### WHAT YOU HAVE TO DO:
Look over the lines below. Report each one that includes the string "泥泞的脚步".

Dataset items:
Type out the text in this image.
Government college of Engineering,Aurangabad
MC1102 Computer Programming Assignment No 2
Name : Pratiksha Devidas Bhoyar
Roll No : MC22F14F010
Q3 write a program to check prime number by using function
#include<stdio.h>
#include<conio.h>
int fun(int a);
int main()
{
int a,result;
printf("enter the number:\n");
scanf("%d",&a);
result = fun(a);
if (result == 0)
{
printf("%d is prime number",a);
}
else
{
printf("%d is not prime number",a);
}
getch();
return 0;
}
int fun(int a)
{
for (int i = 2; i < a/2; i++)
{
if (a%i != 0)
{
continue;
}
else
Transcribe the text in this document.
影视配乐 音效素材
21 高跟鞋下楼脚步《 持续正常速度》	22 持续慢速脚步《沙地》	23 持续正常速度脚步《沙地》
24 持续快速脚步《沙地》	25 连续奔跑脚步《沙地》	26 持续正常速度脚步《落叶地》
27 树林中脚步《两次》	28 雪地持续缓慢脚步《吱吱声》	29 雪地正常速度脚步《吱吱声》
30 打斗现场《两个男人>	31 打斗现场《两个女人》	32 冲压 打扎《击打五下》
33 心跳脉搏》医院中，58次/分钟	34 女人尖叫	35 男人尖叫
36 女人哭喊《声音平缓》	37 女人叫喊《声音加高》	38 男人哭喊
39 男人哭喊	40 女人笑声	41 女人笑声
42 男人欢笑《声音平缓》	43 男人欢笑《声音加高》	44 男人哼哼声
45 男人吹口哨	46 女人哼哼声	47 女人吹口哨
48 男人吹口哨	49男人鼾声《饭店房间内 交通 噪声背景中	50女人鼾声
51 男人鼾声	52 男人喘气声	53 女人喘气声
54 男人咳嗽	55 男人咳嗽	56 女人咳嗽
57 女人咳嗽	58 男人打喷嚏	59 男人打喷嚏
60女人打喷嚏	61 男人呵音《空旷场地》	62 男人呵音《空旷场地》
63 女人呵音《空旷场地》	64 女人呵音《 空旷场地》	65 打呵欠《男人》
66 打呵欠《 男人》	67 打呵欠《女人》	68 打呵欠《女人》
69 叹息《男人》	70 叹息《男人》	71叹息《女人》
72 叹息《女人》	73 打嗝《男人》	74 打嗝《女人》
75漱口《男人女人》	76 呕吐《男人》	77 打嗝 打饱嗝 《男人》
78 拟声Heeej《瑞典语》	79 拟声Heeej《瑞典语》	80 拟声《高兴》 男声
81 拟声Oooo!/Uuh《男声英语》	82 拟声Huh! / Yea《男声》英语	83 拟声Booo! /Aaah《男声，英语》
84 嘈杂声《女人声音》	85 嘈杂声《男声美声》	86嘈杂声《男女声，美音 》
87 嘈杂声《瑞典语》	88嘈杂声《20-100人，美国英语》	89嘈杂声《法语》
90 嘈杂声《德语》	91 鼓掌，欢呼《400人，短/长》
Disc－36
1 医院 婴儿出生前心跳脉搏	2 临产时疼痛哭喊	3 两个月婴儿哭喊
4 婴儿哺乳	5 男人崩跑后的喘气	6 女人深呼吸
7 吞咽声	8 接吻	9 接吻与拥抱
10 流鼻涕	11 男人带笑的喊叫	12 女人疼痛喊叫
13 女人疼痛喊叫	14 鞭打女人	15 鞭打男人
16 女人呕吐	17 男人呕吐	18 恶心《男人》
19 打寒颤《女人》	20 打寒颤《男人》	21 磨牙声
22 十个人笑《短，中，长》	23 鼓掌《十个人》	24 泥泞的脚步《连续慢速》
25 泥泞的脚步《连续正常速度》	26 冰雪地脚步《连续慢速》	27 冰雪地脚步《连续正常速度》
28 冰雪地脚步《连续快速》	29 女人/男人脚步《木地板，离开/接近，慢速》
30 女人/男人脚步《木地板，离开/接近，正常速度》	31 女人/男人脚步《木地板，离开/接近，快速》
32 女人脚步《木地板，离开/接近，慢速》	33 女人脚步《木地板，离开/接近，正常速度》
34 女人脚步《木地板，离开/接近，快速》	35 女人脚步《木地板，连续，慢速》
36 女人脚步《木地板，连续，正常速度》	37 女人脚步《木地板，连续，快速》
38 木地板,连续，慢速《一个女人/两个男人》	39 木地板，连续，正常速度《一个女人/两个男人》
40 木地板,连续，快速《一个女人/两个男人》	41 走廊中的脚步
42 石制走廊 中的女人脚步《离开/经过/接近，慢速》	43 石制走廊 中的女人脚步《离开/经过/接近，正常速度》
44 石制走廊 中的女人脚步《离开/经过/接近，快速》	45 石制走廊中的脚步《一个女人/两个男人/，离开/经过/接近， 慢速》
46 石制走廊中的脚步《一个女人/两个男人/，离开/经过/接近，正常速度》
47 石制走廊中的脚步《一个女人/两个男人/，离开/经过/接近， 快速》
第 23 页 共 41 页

### WRITTEN ANSWER:
22 十个人笑《短，中，长》	23 鼓掌《十个人》	24 泥泞的脚步《连续慢速》
25 泥泞的脚步《连续正常速度》	26 冰雪地脚步《连续慢速》	27 冰雪地脚步《连续正常速度》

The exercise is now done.